──────── MATERIAL PROVIDED ────────

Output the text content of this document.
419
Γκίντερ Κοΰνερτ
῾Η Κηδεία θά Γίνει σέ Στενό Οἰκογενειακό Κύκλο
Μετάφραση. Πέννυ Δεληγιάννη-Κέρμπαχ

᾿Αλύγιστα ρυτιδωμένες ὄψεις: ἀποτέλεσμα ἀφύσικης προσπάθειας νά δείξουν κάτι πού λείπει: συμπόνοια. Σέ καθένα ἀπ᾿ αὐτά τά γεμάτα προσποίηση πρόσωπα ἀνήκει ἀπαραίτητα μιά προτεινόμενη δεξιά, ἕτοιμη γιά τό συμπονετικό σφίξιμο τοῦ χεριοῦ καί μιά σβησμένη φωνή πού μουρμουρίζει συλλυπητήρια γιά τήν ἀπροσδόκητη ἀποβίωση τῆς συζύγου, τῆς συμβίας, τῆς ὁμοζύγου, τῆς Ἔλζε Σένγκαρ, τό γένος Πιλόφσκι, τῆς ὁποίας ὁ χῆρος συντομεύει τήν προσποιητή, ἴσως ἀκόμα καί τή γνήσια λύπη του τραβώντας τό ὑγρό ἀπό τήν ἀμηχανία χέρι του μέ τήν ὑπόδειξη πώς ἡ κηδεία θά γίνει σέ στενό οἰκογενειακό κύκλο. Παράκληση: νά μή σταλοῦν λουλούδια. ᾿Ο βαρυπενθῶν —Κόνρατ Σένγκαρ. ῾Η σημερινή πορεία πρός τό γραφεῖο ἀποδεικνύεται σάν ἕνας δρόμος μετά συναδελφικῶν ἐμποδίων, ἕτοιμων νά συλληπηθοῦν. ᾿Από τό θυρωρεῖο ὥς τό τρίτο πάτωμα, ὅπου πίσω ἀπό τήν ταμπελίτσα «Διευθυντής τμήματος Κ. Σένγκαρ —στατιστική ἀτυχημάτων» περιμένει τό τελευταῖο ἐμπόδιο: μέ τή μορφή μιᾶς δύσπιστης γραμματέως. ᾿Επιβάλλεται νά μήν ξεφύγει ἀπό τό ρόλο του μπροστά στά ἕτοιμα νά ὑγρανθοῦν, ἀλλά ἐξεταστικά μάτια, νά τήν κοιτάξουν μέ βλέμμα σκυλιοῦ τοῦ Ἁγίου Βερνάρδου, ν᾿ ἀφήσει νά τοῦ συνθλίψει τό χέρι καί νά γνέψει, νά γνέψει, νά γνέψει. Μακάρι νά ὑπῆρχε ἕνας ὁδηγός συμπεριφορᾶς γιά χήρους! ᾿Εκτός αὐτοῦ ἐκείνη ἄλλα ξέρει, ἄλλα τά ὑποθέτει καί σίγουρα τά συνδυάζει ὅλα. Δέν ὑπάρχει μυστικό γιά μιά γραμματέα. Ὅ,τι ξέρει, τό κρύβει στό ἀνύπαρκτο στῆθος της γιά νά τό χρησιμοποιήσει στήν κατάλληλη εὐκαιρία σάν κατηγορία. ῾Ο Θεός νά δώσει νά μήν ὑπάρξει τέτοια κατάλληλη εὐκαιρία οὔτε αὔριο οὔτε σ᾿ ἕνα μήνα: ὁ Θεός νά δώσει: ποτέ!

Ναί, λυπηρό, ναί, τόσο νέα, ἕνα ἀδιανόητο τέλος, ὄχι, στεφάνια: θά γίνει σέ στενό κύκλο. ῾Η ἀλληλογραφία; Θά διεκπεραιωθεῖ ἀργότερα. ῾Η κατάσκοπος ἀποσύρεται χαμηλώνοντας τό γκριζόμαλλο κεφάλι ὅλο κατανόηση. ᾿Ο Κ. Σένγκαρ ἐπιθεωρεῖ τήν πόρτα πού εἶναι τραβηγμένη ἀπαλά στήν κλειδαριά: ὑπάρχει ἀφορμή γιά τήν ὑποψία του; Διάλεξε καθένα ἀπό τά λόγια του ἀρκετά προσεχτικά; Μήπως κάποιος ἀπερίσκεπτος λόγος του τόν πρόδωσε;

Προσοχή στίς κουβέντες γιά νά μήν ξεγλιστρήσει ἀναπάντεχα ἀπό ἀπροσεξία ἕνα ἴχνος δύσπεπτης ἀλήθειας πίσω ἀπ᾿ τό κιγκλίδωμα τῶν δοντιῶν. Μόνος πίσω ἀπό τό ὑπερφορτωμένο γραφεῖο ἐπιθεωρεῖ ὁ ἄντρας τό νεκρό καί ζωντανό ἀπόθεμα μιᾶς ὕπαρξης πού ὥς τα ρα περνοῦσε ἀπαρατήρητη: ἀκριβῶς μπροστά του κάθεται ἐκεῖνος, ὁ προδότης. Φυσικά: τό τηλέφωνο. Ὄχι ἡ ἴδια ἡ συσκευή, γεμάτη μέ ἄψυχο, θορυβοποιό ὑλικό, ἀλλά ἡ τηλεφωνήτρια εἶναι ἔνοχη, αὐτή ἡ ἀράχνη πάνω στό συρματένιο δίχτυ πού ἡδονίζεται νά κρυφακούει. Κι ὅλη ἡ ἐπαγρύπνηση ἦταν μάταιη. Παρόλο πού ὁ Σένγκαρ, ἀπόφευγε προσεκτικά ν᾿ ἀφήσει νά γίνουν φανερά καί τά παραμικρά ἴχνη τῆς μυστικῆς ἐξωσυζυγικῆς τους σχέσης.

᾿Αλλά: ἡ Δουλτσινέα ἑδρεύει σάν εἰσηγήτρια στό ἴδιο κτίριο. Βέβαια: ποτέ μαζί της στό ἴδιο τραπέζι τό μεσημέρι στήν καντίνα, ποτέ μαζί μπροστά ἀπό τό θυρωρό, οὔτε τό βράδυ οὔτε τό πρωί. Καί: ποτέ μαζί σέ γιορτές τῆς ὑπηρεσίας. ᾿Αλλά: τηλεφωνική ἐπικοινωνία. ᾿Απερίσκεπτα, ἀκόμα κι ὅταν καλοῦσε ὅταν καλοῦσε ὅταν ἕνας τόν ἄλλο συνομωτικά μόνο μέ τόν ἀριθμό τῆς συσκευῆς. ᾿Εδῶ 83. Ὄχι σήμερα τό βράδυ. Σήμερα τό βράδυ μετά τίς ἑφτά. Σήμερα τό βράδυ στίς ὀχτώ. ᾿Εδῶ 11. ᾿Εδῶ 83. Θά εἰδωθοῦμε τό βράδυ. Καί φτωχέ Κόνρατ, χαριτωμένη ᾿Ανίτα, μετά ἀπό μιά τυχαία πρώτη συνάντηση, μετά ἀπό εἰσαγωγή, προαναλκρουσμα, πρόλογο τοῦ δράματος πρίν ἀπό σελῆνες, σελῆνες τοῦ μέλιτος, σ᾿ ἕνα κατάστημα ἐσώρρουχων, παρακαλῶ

────────

> WHAT THE TASK ASKS:
Restate every entry word for word.

> WRITTEN RESPONSE:
Output the text content of this document.
419
Γκίντερ Κοΰνερτ
῾Η Κηδεία θά Γίνει σέ Στενό Οἰκογενειακό Κύκλο
Μετάφραση. Πέννυ Δεληγιάννη-Κέρμπαχ

᾿Αλύγιστα ρυτιδωμένες ὄψεις: ἀποτέλεσμα ἀφύσικης προσπάθειας νά δείξουν κάτι πού λείπει: συμπόνοια. Σέ καθένα ἀπ᾿ αὐτά τά γεμάτα προσποίηση πρόσωπα ἀνήκει ἀπαραίτητα μιά προτεινόμενη δεξιά, ἕτοιμη γιά τό συμπονετικό σφίξιμο τοῦ χεριοῦ καί μιά σβησμένη φωνή πού μουρμουρίζει συλλυπητήρια γιά τήν ἀπροσδόκητη ἀποβίωση τῆς συζύγου, τῆς συμβίας, τῆς ὁμοζύγου, τῆς Ἔλζε Σένγκαρ, τό γένος Πιλόφσκι, τῆς ὁποίας ὁ χῆρος συντομεύει τήν προσποιητή, ἴσως ἀκόμα καί τή γνήσια λύπη του τραβώντας τό ὑγρό ἀπό τήν ἀμηχανία χέρι του μέ τήν ὑπόδειξη πώς ἡ κηδεία θά γίνει σέ στενό οἰκογενειακό κύκλο. Παράκληση: νά μή σταλοῦν λουλούδια. ᾿Ο βαρυπενθῶν —Κόνρατ Σένγκαρ. ῾Η σημερινή πορεία πρός τό γραφεῖο ἀποδεικνύεται σάν ἕνας δρόμος μετά συναδελφικῶν ἐμποδίων, ἕτοιμων νά συλληπηθοῦν. ᾿Από τό θυρωρεῖο ὥς τό τρίτο πάτωμα, ὅπου πίσω ἀπό τήν ταμπελίτσα «Διευθυντής τμήματος Κ. Σένγκαρ —στατιστική ἀτυχημάτων» περιμένει τό τελευταῖο ἐμπόδιο: μέ τή μορφή μιᾶς δύσπιστης γραμματέως. ᾿Επιβάλλεται νά μήν ξεφύγει ἀπό τό ρόλο του μπροστά στά ἕτοιμα νά ὑγρανθοῦν, ἀλλά ἐξεταστικά μάτια, νά τήν κοιτάξουν μέ βλέμμα σκυλιοῦ τοῦ Ἁγίου Βερνάρδου, ν᾿ ἀφήσει νά τοῦ συνθλίψει τό χέρι καί νά γνέψει, νά γνέψει, νά γνέψει. Μακάρι νά ὑπῆρχε ἕνας ὁδηγός συμπεριφορᾶς γιά χήρους! ᾿Εκτός αὐτοῦ ἐκείνη ἄλλα ξέρει, ἄλλα τά ὑποθέτει καί σίγουρα τά συνδυάζει ὅλα. Δέν ὑπάρχει μυστικό γιά μιά γραμματέα. Ὅ,τι ξέρει, τό κρύβει στό ἀνύπαρκτο στῆθος της γιά νά τό χρησιμοποιήσει στήν κατάλληλη εὐκαιρία σάν κατηγορία. ῾Ο Θεός νά δώσει νά μήν ὑπάρξει τέτοια κατάλληλη εὐκαιρία οὔτε αὔριο οὔτε σ᾿ ἕνα μήνα: ὁ Θεός νά δώσει: ποτέ!

Ναί, λυπηρό, ναί, τόσο νέα, ἕνα ἀδιανόητο τέλος, ὄχι, στεφάνια: θά γίνει σέ στενό κύκλο. ῾Η ἀλληλογραφία; Θά διεκπεραιωθεῖ ἀργότερα. ῾Η κατάσκοπος ἀποσύρεται χαμηλώνοντας τό γκριζόμαλλο κεφάλι ὅλο κατανόηση. ᾿Ο Κ. Σένγκαρ ἐπιθεωρεῖ τήν πόρτα πού εἶναι τραβηγμένη ἀπαλά στήν κλειδαριά: ὑπάρχει ἀφορμή γιά τήν ὑποψία του; Διάλεξε καθένα ἀπό τά λόγια του ἀρκετά προσεχτικά; Μήπως κάποιος ἀπερίσκεπτος λόγος του τόν πρόδωσε;

Προσοχή στίς κουβέντες γιά νά μήν ξεγλιστρήσει ἀναπάντεχα ἀπό ἀπροσεξία ἕνα ἴχνος δύσπεπτης ἀλήθειας πίσω ἀπ᾿ τό κιγκλίδωμα τῶν δοντιῶν. Μόνος πίσω ἀπό τό ὑπερφορτωμένο γραφεῖο ἐπιθεωρεῖ ὁ ἄντρας τό νεκρό καί ζωντανό ἀπόθεμα μιᾶς ὕπαρξης πού ὥς τα ρα περνοῦσε ἀπαρατήρητη: ἀκριβῶς μπροστά του κάθεται ἐκεῖνος, ὁ προδότης. Φυσικά: τό τηλέφωνο. Ὄχι ἡ ἴδια ἡ συσκευή, γεμάτη μέ ἄψυχο, θορυβοποιό ὑλικό, ἀλλά ἡ τηλεφωνήτρια εἶναι ἔνοχη, αὐτή ἡ ἀράχνη πάνω στό συρματένιο δίχτυ πού ἡδονίζεται νά κρυφακούει. Κι ὅλη ἡ ἐπαγρύπνηση ἦταν μάταιη. Παρόλο πού ὁ Σένγκαρ, ἀπόφευγε προσεκτικά ν᾿ ἀφήσει νά γίνουν φανερά καί τά παραμικρά ἴχνη τῆς μυστικῆς ἐξωσυζυγικῆς τους σχέσης.

᾿Αλλά: ἡ Δουλτσινέα ἑδρεύει σάν εἰσηγήτρια στό ἴδιο κτίριο. Βέβαια: ποτέ μαζί της στό ἴδιο τραπέζι τό μεσημέρι στήν καντίνα, ποτέ μαζί μπροστά ἀπό τό θυρωρό, οὔτε τό βράδυ οὔτε τό πρωί. Καί: ποτέ μαζί σέ γιορτές τῆς ὑπηρεσίας. ᾿Αλλά: τηλεφωνική ἐπικοινωνία. ᾿Απερίσκεπτα, ἀκόμα κι ὅταν καλοῦσε ὅταν καλοῦσε ὅταν ἕνας τόν ἄλλο συνομωτικά μόνο μέ τόν ἀριθμό τῆς συσκευῆς. ᾿Εδῶ 83. Ὄχι σήμερα τό βράδυ. Σήμερα τό βράδυ μετά τίς ἑφτά. Σήμερα τό βράδυ στίς ὀχτώ. ᾿Εδῶ 11. ᾿Εδῶ 83. Θά εἰδωθοῦμε τό βράδυ. Καί φτωχέ Κόνρατ, χαριτωμένη ᾿Ανίτα, μετά ἀπό μιά τυχαία πρώτη συνάντηση, μετά ἀπό εἰσαγωγή, προαναλκρουσμα, πρόλογο τοῦ δράματος πρίν ἀπό σελῆνες, σελῆνες τοῦ μέλιτος, σ᾿ ἕνα κατάστημα ἐσώρρουχων, παρακαλῶ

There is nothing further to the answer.